╭─ Records to process

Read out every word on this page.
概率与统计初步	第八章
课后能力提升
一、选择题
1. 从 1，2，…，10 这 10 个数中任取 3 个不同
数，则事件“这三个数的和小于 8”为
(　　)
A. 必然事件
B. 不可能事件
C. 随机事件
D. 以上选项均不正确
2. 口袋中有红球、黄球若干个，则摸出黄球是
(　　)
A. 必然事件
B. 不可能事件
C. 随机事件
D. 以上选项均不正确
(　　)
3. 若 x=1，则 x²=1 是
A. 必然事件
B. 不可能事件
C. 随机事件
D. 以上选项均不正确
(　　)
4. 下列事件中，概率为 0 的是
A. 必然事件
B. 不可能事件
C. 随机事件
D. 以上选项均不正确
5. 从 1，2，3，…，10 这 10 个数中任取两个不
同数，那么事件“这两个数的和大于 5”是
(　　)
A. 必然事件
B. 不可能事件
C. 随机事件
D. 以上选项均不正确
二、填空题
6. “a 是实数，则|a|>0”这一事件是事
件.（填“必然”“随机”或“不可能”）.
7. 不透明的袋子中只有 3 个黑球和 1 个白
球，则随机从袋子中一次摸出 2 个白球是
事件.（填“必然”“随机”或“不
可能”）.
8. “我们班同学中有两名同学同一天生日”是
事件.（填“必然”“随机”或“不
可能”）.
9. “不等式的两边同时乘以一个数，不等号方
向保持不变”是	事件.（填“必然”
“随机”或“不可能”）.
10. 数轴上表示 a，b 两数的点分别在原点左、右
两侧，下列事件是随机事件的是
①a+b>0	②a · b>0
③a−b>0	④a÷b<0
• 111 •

╰─

Reproduce the data, keeping every line exactly the same.

> _Response to this exercise_:
Read out every word on this page.
概率与统计初步	第八章
课后能力提升
一、选择题
1. 从 1，2，…，10 这 10 个数中任取 3 个不同
数，则事件“这三个数的和小于 8”为
(　　)
A. 必然事件
B. 不可能事件
C. 随机事件
D. 以上选项均不正确
2. 口袋中有红球、黄球若干个，则摸出黄球是
(　　)
A. 必然事件
B. 不可能事件
C. 随机事件
D. 以上选项均不正确
(　　)
3. 若 x=1，则 x²=1 是
A. 必然事件
B. 不可能事件
C. 随机事件
D. 以上选项均不正确
(　　)
4. 下列事件中，概率为 0 的是
A. 必然事件
B. 不可能事件
C. 随机事件
D. 以上选项均不正确
5. 从 1，2，3，…，10 这 10 个数中任取两个不
同数，那么事件“这两个数的和大于 5”是
(　　)
A. 必然事件
B. 不可能事件
C. 随机事件
D. 以上选项均不正确
二、填空题
6. “a 是实数，则|a|>0”这一事件是事
件.（填“必然”“随机”或“不可能”）.
7. 不透明的袋子中只有 3 个黑球和 1 个白
球，则随机从袋子中一次摸出 2 个白球是
事件.（填“必然”“随机”或“不
可能”）.
8. “我们班同学中有两名同学同一天生日”是
事件.（填“必然”“随机”或“不
可能”）.
9. “不等式的两边同时乘以一个数，不等号方
向保持不变”是	事件.（填“必然”
“随机”或“不可能”）.
10. 数轴上表示 a，b 两数的点分别在原点左、右
两侧，下列事件是随机事件的是
①a+b>0	②a · b>0
③a−b>0	④a÷b<0
• 111 •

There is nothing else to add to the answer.